#### TASK:
Identify the lines that contain the word "Markus" and copy each one.

#### Stored entries:
____________
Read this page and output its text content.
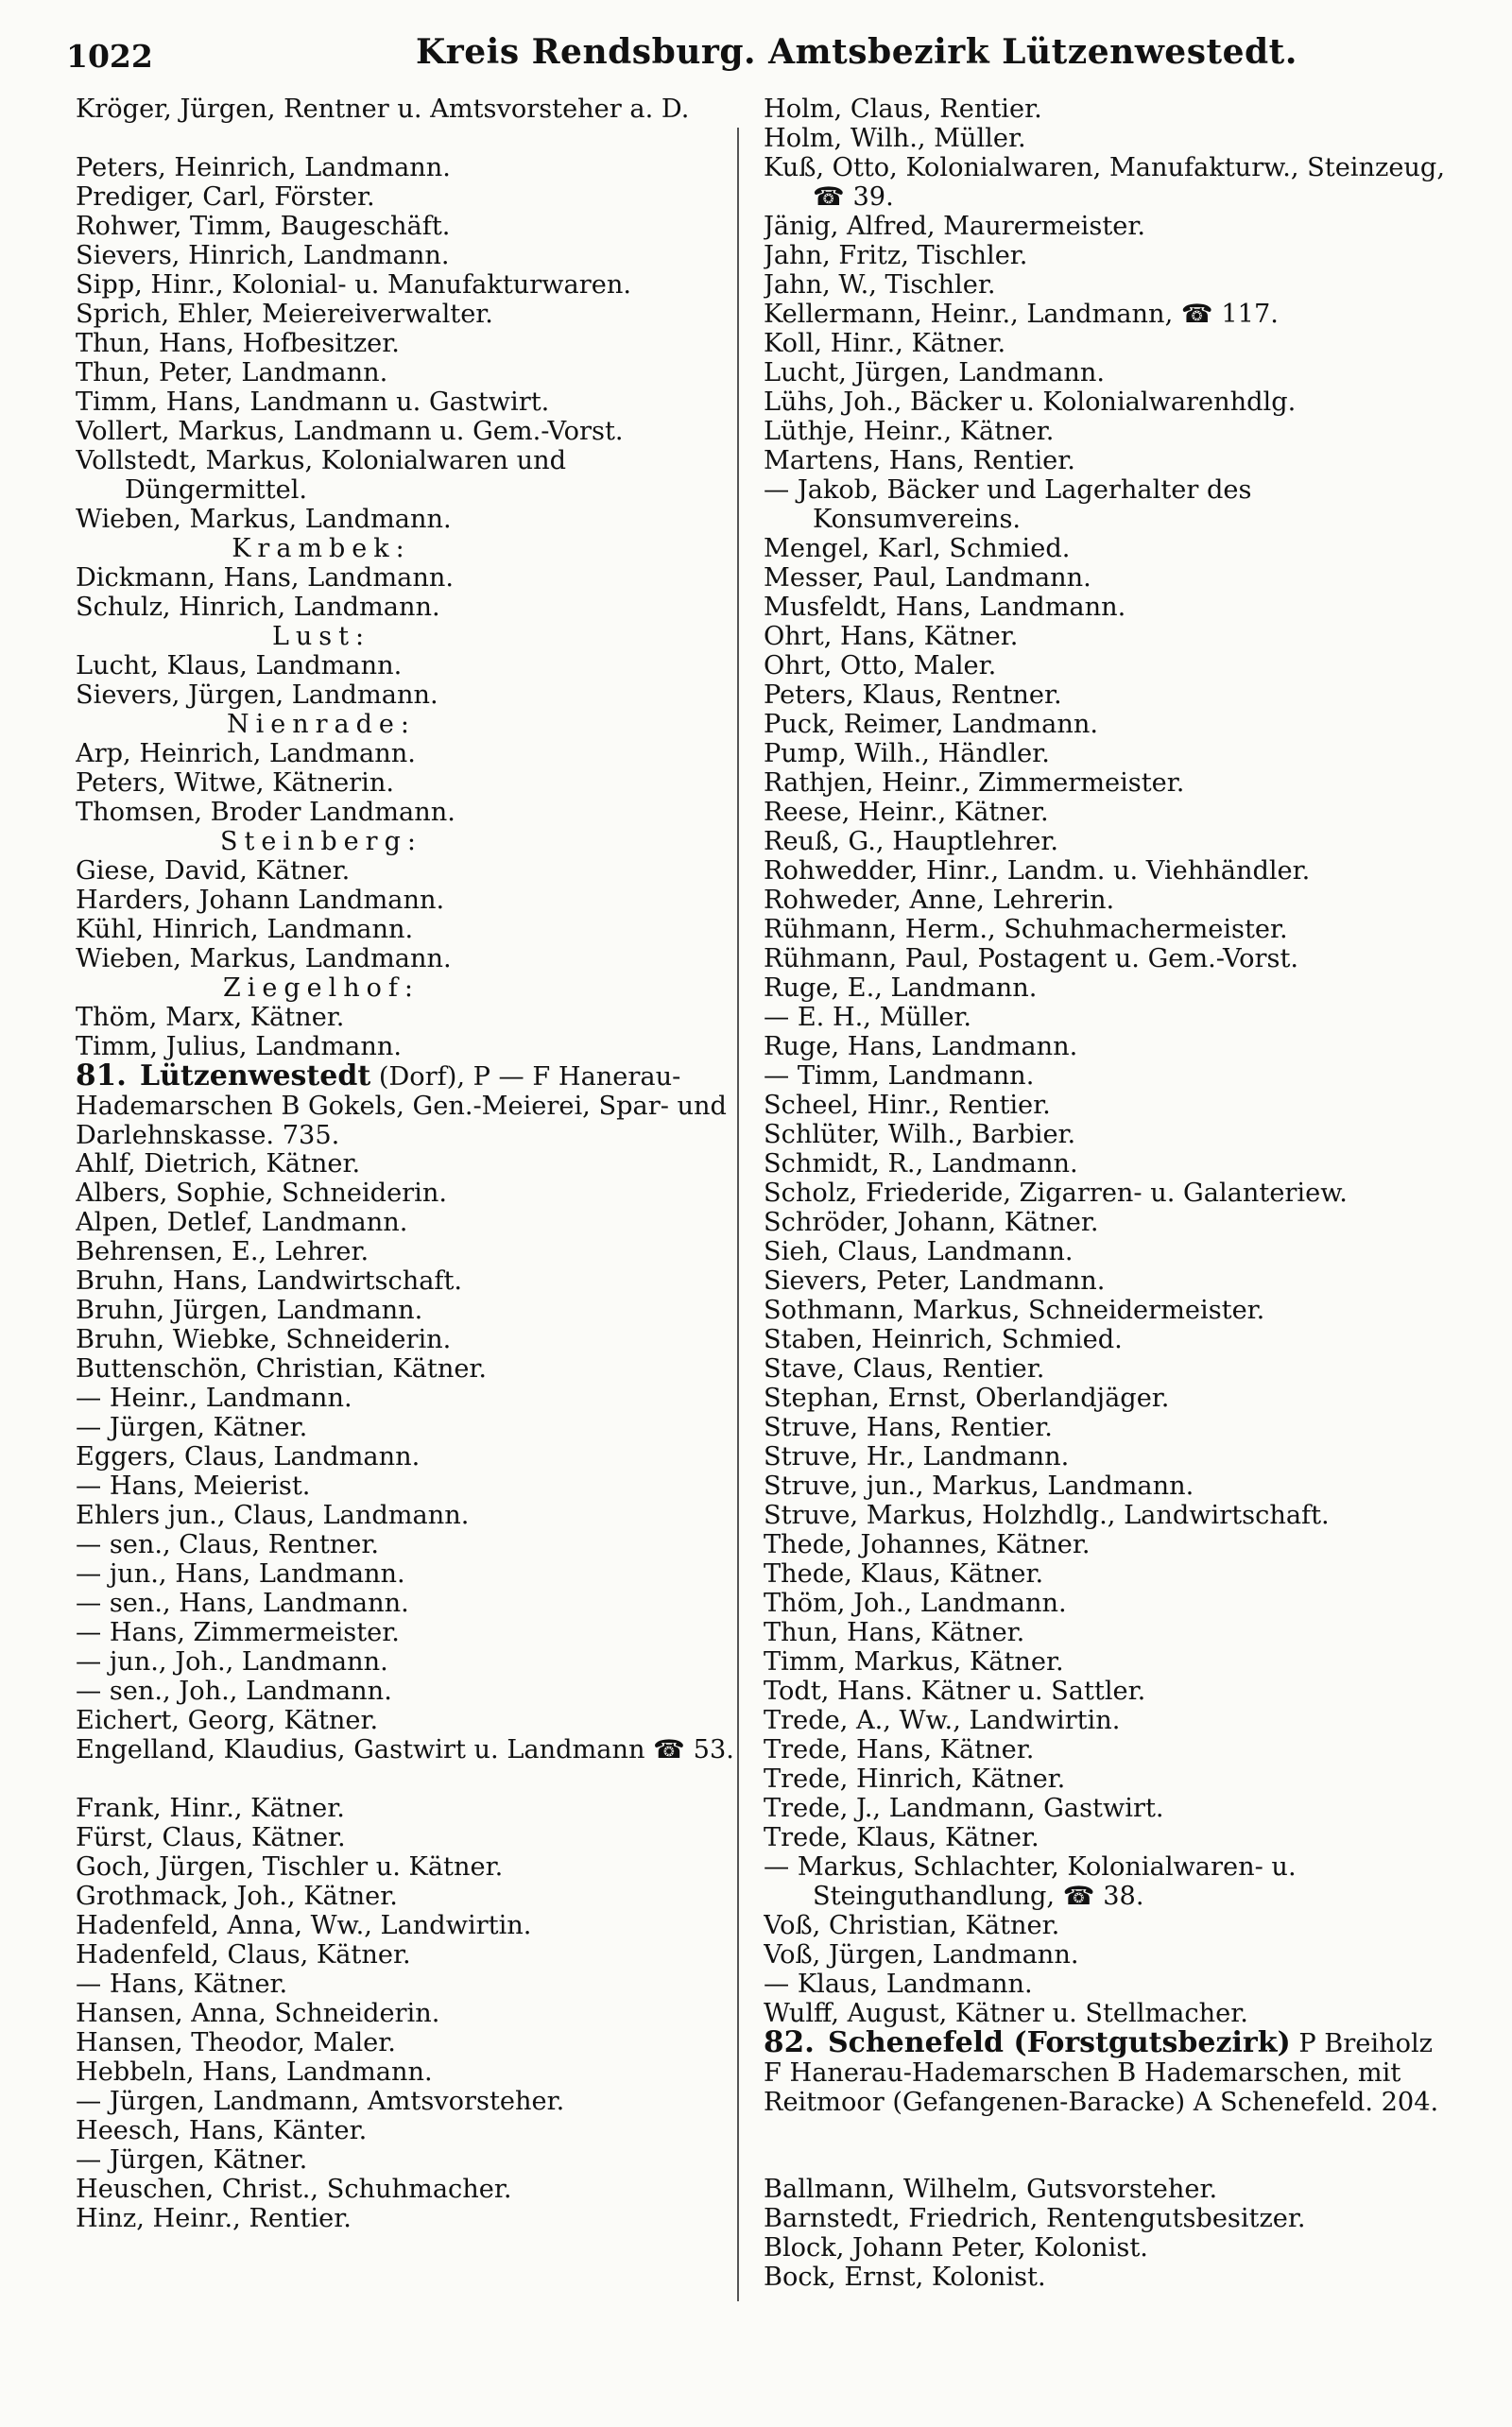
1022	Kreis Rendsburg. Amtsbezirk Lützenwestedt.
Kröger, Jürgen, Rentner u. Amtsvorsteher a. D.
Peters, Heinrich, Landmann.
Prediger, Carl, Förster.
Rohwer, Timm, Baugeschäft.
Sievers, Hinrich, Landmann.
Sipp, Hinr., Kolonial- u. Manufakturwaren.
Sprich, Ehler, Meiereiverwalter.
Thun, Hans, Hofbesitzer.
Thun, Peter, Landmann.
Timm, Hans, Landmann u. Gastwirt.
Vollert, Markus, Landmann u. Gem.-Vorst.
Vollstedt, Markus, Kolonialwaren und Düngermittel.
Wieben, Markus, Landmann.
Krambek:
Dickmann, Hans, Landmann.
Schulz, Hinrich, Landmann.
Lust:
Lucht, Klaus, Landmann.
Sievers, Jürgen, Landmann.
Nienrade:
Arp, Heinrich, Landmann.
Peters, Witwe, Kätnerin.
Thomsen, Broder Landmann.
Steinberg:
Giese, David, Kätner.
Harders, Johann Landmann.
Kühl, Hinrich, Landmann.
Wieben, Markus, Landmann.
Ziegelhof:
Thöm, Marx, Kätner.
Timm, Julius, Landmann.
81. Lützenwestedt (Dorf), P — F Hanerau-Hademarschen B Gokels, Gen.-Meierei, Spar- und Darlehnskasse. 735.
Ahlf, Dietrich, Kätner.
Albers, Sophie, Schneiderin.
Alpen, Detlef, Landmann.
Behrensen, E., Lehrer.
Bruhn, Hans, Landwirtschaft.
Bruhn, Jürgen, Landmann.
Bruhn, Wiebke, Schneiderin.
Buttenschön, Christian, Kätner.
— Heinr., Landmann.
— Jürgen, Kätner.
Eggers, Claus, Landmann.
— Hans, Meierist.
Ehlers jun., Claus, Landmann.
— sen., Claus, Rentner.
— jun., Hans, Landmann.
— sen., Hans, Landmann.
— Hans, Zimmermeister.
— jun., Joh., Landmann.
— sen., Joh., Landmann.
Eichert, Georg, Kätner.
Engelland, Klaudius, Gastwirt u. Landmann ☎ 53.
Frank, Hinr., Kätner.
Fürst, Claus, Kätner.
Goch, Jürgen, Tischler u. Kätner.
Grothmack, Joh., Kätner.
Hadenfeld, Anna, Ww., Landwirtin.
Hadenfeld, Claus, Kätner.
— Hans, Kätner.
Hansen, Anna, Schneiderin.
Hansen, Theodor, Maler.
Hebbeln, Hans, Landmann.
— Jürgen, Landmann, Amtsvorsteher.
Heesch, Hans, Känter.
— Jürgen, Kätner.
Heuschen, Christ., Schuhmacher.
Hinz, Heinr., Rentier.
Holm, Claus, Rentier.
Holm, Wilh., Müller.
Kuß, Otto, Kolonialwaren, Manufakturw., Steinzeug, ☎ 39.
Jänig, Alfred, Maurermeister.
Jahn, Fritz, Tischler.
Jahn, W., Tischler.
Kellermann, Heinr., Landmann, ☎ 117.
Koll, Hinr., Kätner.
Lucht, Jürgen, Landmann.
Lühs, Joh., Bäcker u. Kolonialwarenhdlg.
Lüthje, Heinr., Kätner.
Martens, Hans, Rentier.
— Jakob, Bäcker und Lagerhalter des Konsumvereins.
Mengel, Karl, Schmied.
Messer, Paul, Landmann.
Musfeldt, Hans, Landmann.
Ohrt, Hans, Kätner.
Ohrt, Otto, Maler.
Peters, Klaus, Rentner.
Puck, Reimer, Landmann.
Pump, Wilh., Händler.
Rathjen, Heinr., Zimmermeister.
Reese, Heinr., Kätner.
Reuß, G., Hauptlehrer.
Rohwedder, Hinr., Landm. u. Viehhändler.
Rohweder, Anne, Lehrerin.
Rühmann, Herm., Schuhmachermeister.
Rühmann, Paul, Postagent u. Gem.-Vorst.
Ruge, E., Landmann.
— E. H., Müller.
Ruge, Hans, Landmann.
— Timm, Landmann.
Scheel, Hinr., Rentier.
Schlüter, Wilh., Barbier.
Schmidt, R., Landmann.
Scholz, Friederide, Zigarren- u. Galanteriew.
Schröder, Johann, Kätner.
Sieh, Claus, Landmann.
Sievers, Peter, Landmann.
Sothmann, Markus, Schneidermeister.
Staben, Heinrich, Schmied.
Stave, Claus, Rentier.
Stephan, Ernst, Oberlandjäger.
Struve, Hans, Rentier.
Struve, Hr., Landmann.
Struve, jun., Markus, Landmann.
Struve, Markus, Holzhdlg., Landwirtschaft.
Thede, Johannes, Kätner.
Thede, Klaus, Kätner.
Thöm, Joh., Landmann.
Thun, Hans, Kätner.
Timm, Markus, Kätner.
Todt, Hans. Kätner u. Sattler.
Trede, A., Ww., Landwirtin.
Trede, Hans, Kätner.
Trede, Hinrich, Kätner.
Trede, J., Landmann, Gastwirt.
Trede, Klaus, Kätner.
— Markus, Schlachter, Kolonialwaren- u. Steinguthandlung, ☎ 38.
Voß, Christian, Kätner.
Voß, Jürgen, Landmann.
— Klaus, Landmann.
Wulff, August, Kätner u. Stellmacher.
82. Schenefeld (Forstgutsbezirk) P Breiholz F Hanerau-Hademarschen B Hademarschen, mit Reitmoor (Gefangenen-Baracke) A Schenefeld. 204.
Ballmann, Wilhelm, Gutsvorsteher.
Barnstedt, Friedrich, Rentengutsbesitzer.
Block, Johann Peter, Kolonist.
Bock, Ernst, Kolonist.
____________
#### EXERCISE ANSWER:
Vollert, Markus, Landmann u. Gem.-Vorst.
Vollstedt, Markus, Kolonialwaren und Düngermittel.
Wieben, Markus, Landmann.
Wieben, Markus, Landmann.
Sothmann, Markus, Schneidermeister.
Struve, jun., Markus, Landmann.
Struve, Markus, Holzhdlg., Landwirtschaft.
Timm, Markus, Kätner.
— Markus, Schlachter, Kolonialwaren- u. Steinguthandlung, ☎ 38.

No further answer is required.